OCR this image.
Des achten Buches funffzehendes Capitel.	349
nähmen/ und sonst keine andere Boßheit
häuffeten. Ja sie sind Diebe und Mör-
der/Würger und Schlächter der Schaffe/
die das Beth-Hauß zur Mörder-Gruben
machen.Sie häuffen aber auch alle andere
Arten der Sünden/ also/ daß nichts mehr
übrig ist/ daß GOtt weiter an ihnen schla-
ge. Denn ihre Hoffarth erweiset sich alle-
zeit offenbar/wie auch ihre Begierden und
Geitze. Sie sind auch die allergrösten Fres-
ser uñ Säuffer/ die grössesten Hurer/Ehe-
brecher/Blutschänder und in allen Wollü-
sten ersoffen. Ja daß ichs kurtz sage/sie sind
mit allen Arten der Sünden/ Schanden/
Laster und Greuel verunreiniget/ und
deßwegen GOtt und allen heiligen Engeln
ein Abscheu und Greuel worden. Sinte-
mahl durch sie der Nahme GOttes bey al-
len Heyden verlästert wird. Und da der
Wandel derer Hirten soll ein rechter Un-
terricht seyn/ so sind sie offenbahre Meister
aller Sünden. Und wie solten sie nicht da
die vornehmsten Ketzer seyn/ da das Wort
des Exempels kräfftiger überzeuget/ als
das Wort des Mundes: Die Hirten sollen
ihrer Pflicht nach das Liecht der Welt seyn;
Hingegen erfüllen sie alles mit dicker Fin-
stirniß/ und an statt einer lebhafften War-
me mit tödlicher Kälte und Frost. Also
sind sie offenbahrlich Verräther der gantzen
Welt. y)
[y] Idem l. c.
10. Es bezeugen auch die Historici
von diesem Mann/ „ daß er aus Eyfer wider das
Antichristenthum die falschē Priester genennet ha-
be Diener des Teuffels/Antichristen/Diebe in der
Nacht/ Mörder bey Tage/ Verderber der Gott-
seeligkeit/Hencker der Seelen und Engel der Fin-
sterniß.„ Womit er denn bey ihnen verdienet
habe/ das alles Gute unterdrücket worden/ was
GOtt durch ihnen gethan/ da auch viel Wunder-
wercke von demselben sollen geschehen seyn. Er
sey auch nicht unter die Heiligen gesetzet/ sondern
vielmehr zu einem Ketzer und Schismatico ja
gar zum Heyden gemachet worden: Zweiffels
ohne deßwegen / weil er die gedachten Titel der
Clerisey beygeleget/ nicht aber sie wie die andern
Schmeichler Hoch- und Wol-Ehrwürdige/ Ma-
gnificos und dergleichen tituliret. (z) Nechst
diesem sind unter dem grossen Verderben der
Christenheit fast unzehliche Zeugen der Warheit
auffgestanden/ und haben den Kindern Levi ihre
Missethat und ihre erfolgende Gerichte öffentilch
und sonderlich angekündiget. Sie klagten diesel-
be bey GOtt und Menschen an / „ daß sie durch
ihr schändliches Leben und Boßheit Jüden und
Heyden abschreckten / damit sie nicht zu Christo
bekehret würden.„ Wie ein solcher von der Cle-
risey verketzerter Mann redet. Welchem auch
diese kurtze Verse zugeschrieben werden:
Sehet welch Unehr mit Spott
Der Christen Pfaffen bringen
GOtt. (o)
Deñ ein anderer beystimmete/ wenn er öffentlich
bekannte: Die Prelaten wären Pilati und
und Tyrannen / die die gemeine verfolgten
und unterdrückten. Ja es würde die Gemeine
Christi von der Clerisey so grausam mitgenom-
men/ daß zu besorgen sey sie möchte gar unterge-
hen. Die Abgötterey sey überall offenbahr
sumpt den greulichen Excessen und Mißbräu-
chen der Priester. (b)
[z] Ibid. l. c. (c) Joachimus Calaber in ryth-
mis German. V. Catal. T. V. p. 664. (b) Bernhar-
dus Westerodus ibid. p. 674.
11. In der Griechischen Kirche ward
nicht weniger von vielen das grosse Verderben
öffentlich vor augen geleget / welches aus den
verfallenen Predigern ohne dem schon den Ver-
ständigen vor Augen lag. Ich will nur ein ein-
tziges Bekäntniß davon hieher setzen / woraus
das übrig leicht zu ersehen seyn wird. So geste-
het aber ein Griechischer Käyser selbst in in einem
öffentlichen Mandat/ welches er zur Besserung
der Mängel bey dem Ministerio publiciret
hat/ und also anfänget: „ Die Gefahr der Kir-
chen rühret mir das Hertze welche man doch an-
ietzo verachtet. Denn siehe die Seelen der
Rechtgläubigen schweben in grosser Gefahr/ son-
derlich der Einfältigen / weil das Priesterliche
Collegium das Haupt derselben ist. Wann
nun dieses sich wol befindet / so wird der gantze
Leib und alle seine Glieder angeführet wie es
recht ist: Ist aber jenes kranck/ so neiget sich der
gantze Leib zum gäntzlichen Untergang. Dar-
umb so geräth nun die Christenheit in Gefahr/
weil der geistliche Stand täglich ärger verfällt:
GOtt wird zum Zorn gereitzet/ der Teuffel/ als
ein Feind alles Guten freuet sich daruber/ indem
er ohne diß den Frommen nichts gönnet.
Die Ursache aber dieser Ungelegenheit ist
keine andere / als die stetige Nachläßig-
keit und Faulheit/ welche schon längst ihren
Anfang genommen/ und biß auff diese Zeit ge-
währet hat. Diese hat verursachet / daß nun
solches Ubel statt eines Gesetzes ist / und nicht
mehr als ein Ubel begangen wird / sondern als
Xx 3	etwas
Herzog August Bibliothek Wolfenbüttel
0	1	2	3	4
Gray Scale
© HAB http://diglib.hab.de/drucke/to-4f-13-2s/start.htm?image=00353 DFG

- **WHAT IS BEING ASKED**: Each record shown above must be printed once more, exactly.

- **EXPECTED ANSWER**:
OCR this image.
Des achten Buches funffzehendes Capitel.	349
nähmen/ und sonst keine andere Boßheit
häuffeten. Ja sie sind Diebe und Mör-
der/Würger und Schlächter der Schaffe/
die das Beth-Hauß zur Mörder-Gruben
machen.Sie häuffen aber auch alle andere
Arten der Sünden/ also/ daß nichts mehr
übrig ist/ daß GOtt weiter an ihnen schla-
ge. Denn ihre Hoffarth erweiset sich alle-
zeit offenbar/wie auch ihre Begierden und
Geitze. Sie sind auch die allergrösten Fres-
ser uñ Säuffer/ die grössesten Hurer/Ehe-
brecher/Blutschänder und in allen Wollü-
sten ersoffen. Ja daß ichs kurtz sage/sie sind
mit allen Arten der Sünden/ Schanden/
Laster und Greuel verunreiniget/ und
deßwegen GOtt und allen heiligen Engeln
ein Abscheu und Greuel worden. Sinte-
mahl durch sie der Nahme GOttes bey al-
len Heyden verlästert wird. Und da der
Wandel derer Hirten soll ein rechter Un-
terricht seyn/ so sind sie offenbahre Meister
aller Sünden. Und wie solten sie nicht da
die vornehmsten Ketzer seyn/ da das Wort
des Exempels kräfftiger überzeuget/ als
das Wort des Mundes: Die Hirten sollen
ihrer Pflicht nach das Liecht der Welt seyn;
Hingegen erfüllen sie alles mit dicker Fin-
stirniß/ und an statt einer lebhafften War-
me mit tödlicher Kälte und Frost. Also
sind sie offenbahrlich Verräther der gantzen
Welt. y)
[y] Idem l. c.
10. Es bezeugen auch die Historici
von diesem Mann/ „ daß er aus Eyfer wider das
Antichristenthum die falschē Priester genennet ha-
be Diener des Teuffels/Antichristen/Diebe in der
Nacht/ Mörder bey Tage/ Verderber der Gott-
seeligkeit/Hencker der Seelen und Engel der Fin-
sterniß.„ Womit er denn bey ihnen verdienet
habe/ das alles Gute unterdrücket worden/ was
GOtt durch ihnen gethan/ da auch viel Wunder-
wercke von demselben sollen geschehen seyn. Er
sey auch nicht unter die Heiligen gesetzet/ sondern
vielmehr zu einem Ketzer und Schismatico ja
gar zum Heyden gemachet worden: Zweiffels
ohne deßwegen / weil er die gedachten Titel der
Clerisey beygeleget/ nicht aber sie wie die andern
Schmeichler Hoch- und Wol-Ehrwürdige/ Ma-
gnificos und dergleichen tituliret. (z) Nechst
diesem sind unter dem grossen Verderben der
Christenheit fast unzehliche Zeugen der Warheit
auffgestanden/ und haben den Kindern Levi ihre
Missethat und ihre erfolgende Gerichte öffentilch
und sonderlich angekündiget. Sie klagten diesel-
be bey GOtt und Menschen an / „ daß sie durch
ihr schändliches Leben und Boßheit Jüden und
Heyden abschreckten / damit sie nicht zu Christo
bekehret würden.„ Wie ein solcher von der Cle-
risey verketzerter Mann redet. Welchem auch
diese kurtze Verse zugeschrieben werden:
Sehet welch Unehr mit Spott
Der Christen Pfaffen bringen
GOtt. (o)
Deñ ein anderer beystimmete/ wenn er öffentlich
bekannte: Die Prelaten wären Pilati und
und Tyrannen / die die gemeine verfolgten
und unterdrückten. Ja es würde die Gemeine
Christi von der Clerisey so grausam mitgenom-
men/ daß zu besorgen sey sie möchte gar unterge-
hen. Die Abgötterey sey überall offenbahr
sumpt den greulichen Excessen und Mißbräu-
chen der Priester. (b)
[z] Ibid. l. c. (c) Joachimus Calaber in ryth-
mis German. V. Catal. T. V. p. 664. (b) Bernhar-
dus Westerodus ibid. p. 674.
11. In der Griechischen Kirche ward
nicht weniger von vielen das grosse Verderben
öffentlich vor augen geleget / welches aus den
verfallenen Predigern ohne dem schon den Ver-
ständigen vor Augen lag. Ich will nur ein ein-
tziges Bekäntniß davon hieher setzen / woraus
das übrig leicht zu ersehen seyn wird. So geste-
het aber ein Griechischer Käyser selbst in in einem
öffentlichen Mandat/ welches er zur Besserung
der Mängel bey dem Ministerio publiciret
hat/ und also anfänget: „ Die Gefahr der Kir-
chen rühret mir das Hertze welche man doch an-
ietzo verachtet. Denn siehe die Seelen der
Rechtgläubigen schweben in grosser Gefahr/ son-
derlich der Einfältigen / weil das Priesterliche
Collegium das Haupt derselben ist. Wann
nun dieses sich wol befindet / so wird der gantze
Leib und alle seine Glieder angeführet wie es
recht ist: Ist aber jenes kranck/ so neiget sich der
gantze Leib zum gäntzlichen Untergang. Dar-
umb so geräth nun die Christenheit in Gefahr/
weil der geistliche Stand täglich ärger verfällt:
GOtt wird zum Zorn gereitzet/ der Teuffel/ als
ein Feind alles Guten freuet sich daruber/ indem
er ohne diß den Frommen nichts gönnet.
Die Ursache aber dieser Ungelegenheit ist
keine andere / als die stetige Nachläßig-
keit und Faulheit/ welche schon längst ihren
Anfang genommen/ und biß auff diese Zeit ge-
währet hat. Diese hat verursachet / daß nun
solches Ubel statt eines Gesetzes ist / und nicht
mehr als ein Ubel begangen wird / sondern als
Xx 3	etwas
Herzog August Bibliothek Wolfenbüttel
0	1	2	3	4
Gray Scale
© HAB http://diglib.hab.de/drucke/to-4f-13-2s/start.htm?image=00353 DFG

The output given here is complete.